WORK INSTRUCTIONS - Each entry must be given again exactly; images do not belong in the copy.

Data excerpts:
◇ ◇ ◇ ◇ ◇ ◇ ◇

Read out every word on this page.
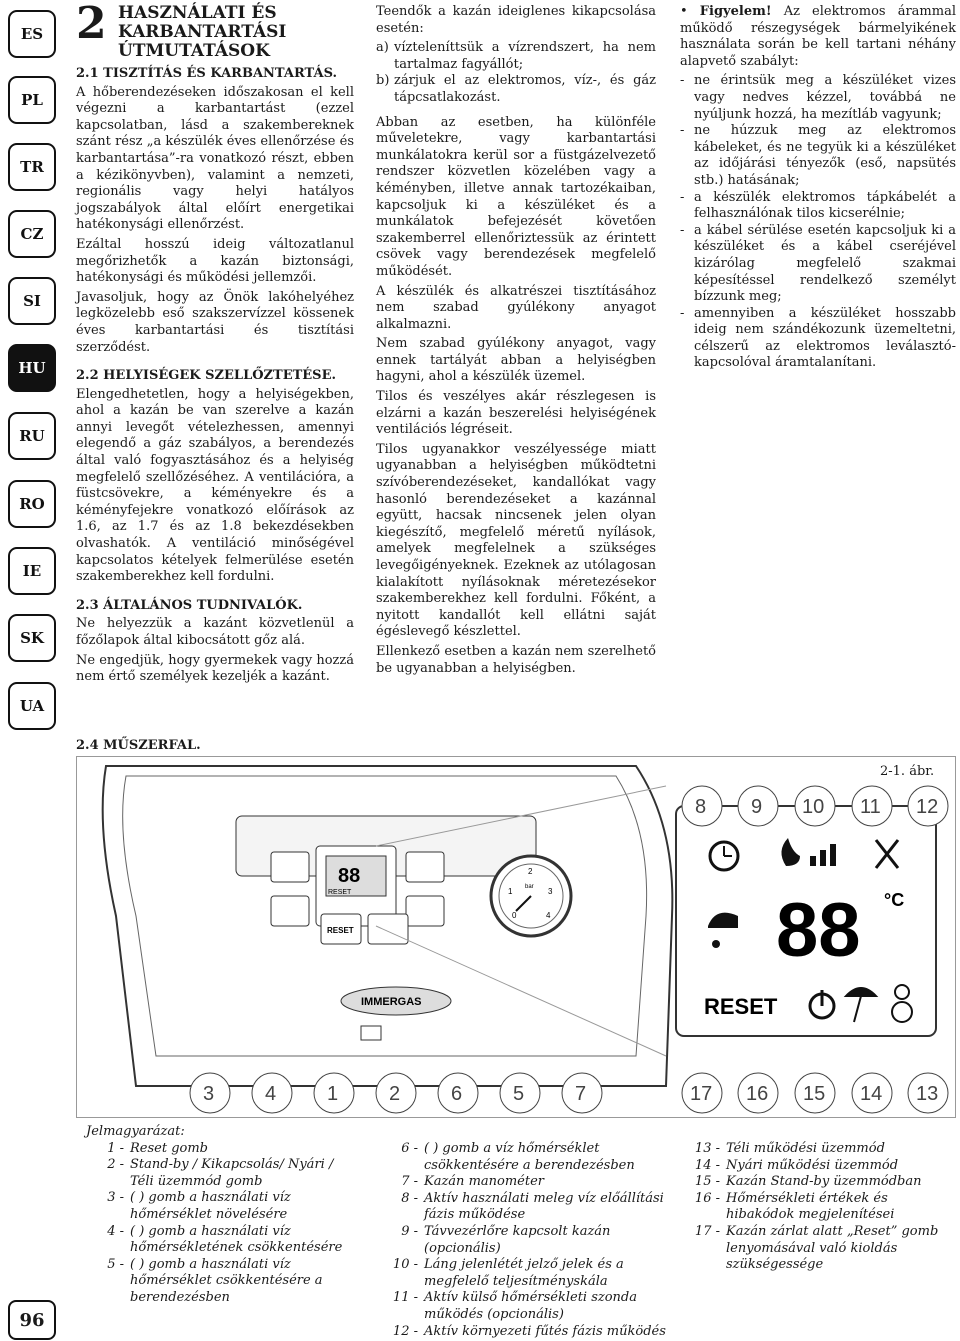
ES
PL
TR
CZ
SI
HU
RU
RO
IE
SK
UA
96
2 HASZNÁLATI ÉS
KARBANTARTÁSI
ÚTMUTATÁSOK
2.1 TISZTÍTÁS ÉS KARBANTARTÁS.

A hőberendezéseken időszakosan el kell végezni a karbantartást (ezzel kapcsolatban, lásd a szakembereknek szánt rész „a készülék éves ellenőrzése és karbantartása”-ra vonatkozó részt, ebben a kézikönyvben), valamint a nemzeti, regionális vagy helyi hatályos jogszabályok által előírt energetikai hatékonysági ellenőrzést.

Ezáltal hosszú ideig változatlanul megőrizhetők a kazán biztonsági, hatékonysági és működési jellemzői.

Javasoljuk, hogy az Önök lakóhelyéhez legközelebb eső szakszervízzel kössenek éves karbantartási és tisztítási szerződést.

2.2 HELYISÉGEK SZELLŐZTETÉSE.

Elengedhetetlen, hogy a helyiségekben, ahol a kazán be van szerelve a kazán annyi levegőt vételezhessen, amennyi elegendő a gáz szabályos, a berendezés által való fogyasztásához és a helyiség megfelelő szellőzéséhez. A ventilációra, a füstcsövekre, a kéményekre és a kéményfejekre vonatkozó előírások az 1.6, az 1.7 és az 1.8 bekezdésekben olvashatók. A ventiláció minőségével kapcsolatos kételyek felmerülése esetén szakemberekhez kell fordulni.

2.3 ÁLTALÁNOS TUDNIVALÓK.

Ne helyezzük a kazánt közvetlenül a főzőlapok által kibocsátott gőz alá.

Ne engedjük, hogy gyermekek vagy hozzá nem értő személyek kezeljék a kazánt.

Teendők a kazán ideiglenes kikapcsolása esetén:

a) vízteleníttsük a vízrendszert, ha nem tartalmaz fagyállót;
b) zárjuk el az elektromos, víz-, és gáz tápcsatlakozást.

Abban az esetben, ha különféle műveletekre, vagy karbantartási munkálatokra kerül sor a füstgázelvezető rendszer közvetlen közelében vagy a kéményben, illetve annak tartozékaiban, kapcsoljuk ki a készüléket és a munkálatok befejezését követően szakemberrel ellenőriztessük az érintett csövek vagy berendezések megfelelő működését.

A készülék és alkatrészei tisztításához nem szabad gyúlékony anyagot alkalmazni.

Nem szabad gyúlékony anyagot, vagy ennek tartályát abban a helyiségben hagyni, ahol a készülék üzemel.

Tilos és veszélyes akár részlegesen is elzárni a kazán beszerelési helyiségének ventilációs légréseit.

Tilos ugyanakkor veszélyessége miatt ugyanabban a helyiségben működtetni szívóberendezéseket, kandallókat vagy hasonló berendezéseket a kazánnal együtt, hacsak nincsenek jelen olyan kiegészítő, megfelelő méretű nyílások, amelyek megfelelnek a szükséges levegőigényeknek. Ezeknek az utólagosan kialakított nyílásoknak méretezésekor szakemberekhez kell fordulni. Főként, a nyitott kandallót kell ellátni saját égéslevegő készlettel.

Ellenkező esetben a kazán nem szerelhető be ugyanabban a helyiségben.

• Figyelem! Az elektromos árammal működő részegységek bármelyikének használata során be kell tartani néhány alapvető szabályt:

- ne érintsük meg a készüléket vizes vagy nedves kézzel, továbbá ne nyúljunk hozzá, ha mezítláb vagyunk;
- ne húzzuk meg az elektromos kábeleket, és ne tegyük ki a készüléket az időjárási tényezők (eső, napsütés stb.) hatásának;
- a készülék elektromos tápkábelét a felhasználónak tilos kicserélnie;
- a kábel sérülése esetén kapcsoljuk ki a készüléket és a kábel cseréjével kizárólag megfelelő szakmai képesítéssel rendelkező személyt bízzunk meg;
- amennyiben a készüléket hosszabb ideig nem szándékozunk üzemeltetni, célszerű az elektromos leválasztó-kapcsolóval áramtalanítani.
2.4 MŰSZERFAL.
2-1. ábr.
88
RESET
RESET
0
1
2
3
4
bar
IMMERGAS
88 °C
RESET
8 9 10 11 12
3	4	1	2	6	5	7	17 16 15 14 13
Jelmagyarázat:
1 - Reset gomb
2 - Stand-by / Kikapcsolás/ Nyári / Téli üzemmód gomb
3 - ( ) gomb a használati víz hőmérséklet növelésére
4 - ( ) gomb a használati víz hőmérsékletének csökkentésére
5 - ( ) gomb a használati víz hőmérséklet csökkentésére a berendezésben
6 - ( ) gomb a víz hőmérséklet csökkentésére a berendezésben
7 - Kazán manométer
8 - Aktív használati meleg víz előállítási fázis működése
9 - Távvezérlőre kapcsolt kazán (opcionális)
10 - Láng jelenlétét jelző jelek és a megfelelő teljesítményskála
11 - Aktív külső hőmérsékleti szonda működés (opcionális)
12 - Aktív környezeti fűtés fázis működés
13 - Téli működési üzemmód
14 - Nyári működési üzemmód
15 - Kazán Stand-by üzemmódban
16 - Hőmérsékleti értékek és hibakódok megjelenítései
17 - Kazán zárlat alatt „Reset” gomb lenyomásával való kioldás szükségessége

◇ ◇ ◇ ◇ ◇ ◇ ◇

WORKED ANSWER -
Read out every word on this page.
ES
PL
TR
CZ
SI
HU
RU
RO
IE
SK
UA
96
2 HASZNÁLATI ÉS
KARBANTARTÁSI
ÚTMUTATÁSOK
2.1 TISZTÍTÁS ÉS KARBANTARTÁS.

A hőberendezéseken időszakosan el kell végezni a karbantartást (ezzel kapcsolatban, lásd a szakembereknek szánt rész „a készülék éves ellenőrzése és karbantartása”-ra vonatkozó részt, ebben a kézikönyvben), valamint a nemzeti, regionális vagy helyi hatályos jogszabályok által előírt energetikai hatékonysági ellenőrzést.

Ezáltal hosszú ideig változatlanul megőrizhetők a kazán biztonsági, hatékonysági és működési jellemzői.

Javasoljuk, hogy az Önök lakóhelyéhez legközelebb eső szakszervízzel kössenek éves karbantartási és tisztítási szerződést.

2.2 HELYISÉGEK SZELLŐZTETÉSE.

Elengedhetetlen, hogy a helyiségekben, ahol a kazán be van szerelve a kazán annyi levegőt vételezhessen, amennyi elegendő a gáz szabályos, a berendezés által való fogyasztásához és a helyiség megfelelő szellőzéséhez. A ventilációra, a füstcsövekre, a kéményekre és a kéményfejekre vonatkozó előírások az 1.6, az 1.7 és az 1.8 bekezdésekben olvashatók. A ventiláció minőségével kapcsolatos kételyek felmerülése esetén szakemberekhez kell fordulni.

2.3 ÁLTALÁNOS TUDNIVALÓK.

Ne helyezzük a kazánt közvetlenül a főzőlapok által kibocsátott gőz alá.

Ne engedjük, hogy gyermekek vagy hozzá nem értő személyek kezeljék a kazánt.

Teendők a kazán ideiglenes kikapcsolása esetén:

a) vízteleníttsük a vízrendszert, ha nem tartalmaz fagyállót;
b) zárjuk el az elektromos, víz-, és gáz tápcsatlakozást.

Abban az esetben, ha különféle műveletekre, vagy karbantartási munkálatokra kerül sor a füstgázelvezető rendszer közvetlen közelében vagy a kéményben, illetve annak tartozékaiban, kapcsoljuk ki a készüléket és a munkálatok befejezését követően szakemberrel ellenőriztessük az érintett csövek vagy berendezések megfelelő működését.

A készülék és alkatrészei tisztításához nem szabad gyúlékony anyagot alkalmazni.

Nem szabad gyúlékony anyagot, vagy ennek tartályát abban a helyiségben hagyni, ahol a készülék üzemel.

Tilos és veszélyes akár részlegesen is elzárni a kazán beszerelési helyiségének ventilációs légréseit.

Tilos ugyanakkor veszélyessége miatt ugyanabban a helyiségben működtetni szívóberendezéseket, kandallókat vagy hasonló berendezéseket a kazánnal együtt, hacsak nincsenek jelen olyan kiegészítő, megfelelő méretű nyílások, amelyek megfelelnek a szükséges levegőigényeknek. Ezeknek az utólagosan kialakított nyílásoknak méretezésekor szakemberekhez kell fordulni. Főként, a nyitott kandallót kell ellátni saját égéslevegő készlettel.

Ellenkező esetben a kazán nem szerelhető be ugyanabban a helyiségben.

• Figyelem! Az elektromos árammal működő részegységek bármelyikének használata során be kell tartani néhány alapvető szabályt:

- ne érintsük meg a készüléket vizes vagy nedves kézzel, továbbá ne nyúljunk hozzá, ha mezítláb vagyunk;
- ne húzzuk meg az elektromos kábeleket, és ne tegyük ki a készüléket az időjárási tényezők (eső, napsütés stb.) hatásának;
- a készülék elektromos tápkábelét a felhasználónak tilos kicserélnie;
- a kábel sérülése esetén kapcsoljuk ki a készüléket és a kábel cseréjével kizárólag megfelelő szakmai képesítéssel rendelkező személyt bízzunk meg;
- amennyiben a készüléket hosszabb ideig nem szándékozunk üzemeltetni, célszerű az elektromos leválasztó-kapcsolóval áramtalanítani.
2.4 MŰSZERFAL.
2-1. ábr.
88
RESET
RESET
0
1
2
3
4
bar
IMMERGAS
88 °C
RESET
8 9 10 11 12
3	4	1	2	6	5	7	17 16 15 14 13
Jelmagyarázat:
1 - Reset gomb
2 - Stand-by / Kikapcsolás/ Nyári / Téli üzemmód gomb
3 - ( ) gomb a használati víz hőmérséklet növelésére
4 - ( ) gomb a használati víz hőmérsékletének csökkentésére
5 - ( ) gomb a használati víz hőmérséklet csökkentésére a berendezésben
6 - ( ) gomb a víz hőmérséklet csökkentésére a berendezésben
7 - Kazán manométer
8 - Aktív használati meleg víz előállítási fázis működése
9 - Távvezérlőre kapcsolt kazán (opcionális)
10 - Láng jelenlétét jelző jelek és a megfelelő teljesítményskála
11 - Aktív külső hőmérsékleti szonda működés (opcionális)
12 - Aktív környezeti fűtés fázis működés
13 - Téli működési üzemmód
14 - Nyári működési üzemmód
15 - Kazán Stand-by üzemmódban
16 - Hőmérsékleti értékek és hibakódok megjelenítései
17 - Kazán zárlat alatt „Reset” gomb lenyomásával való kioldás szükségessége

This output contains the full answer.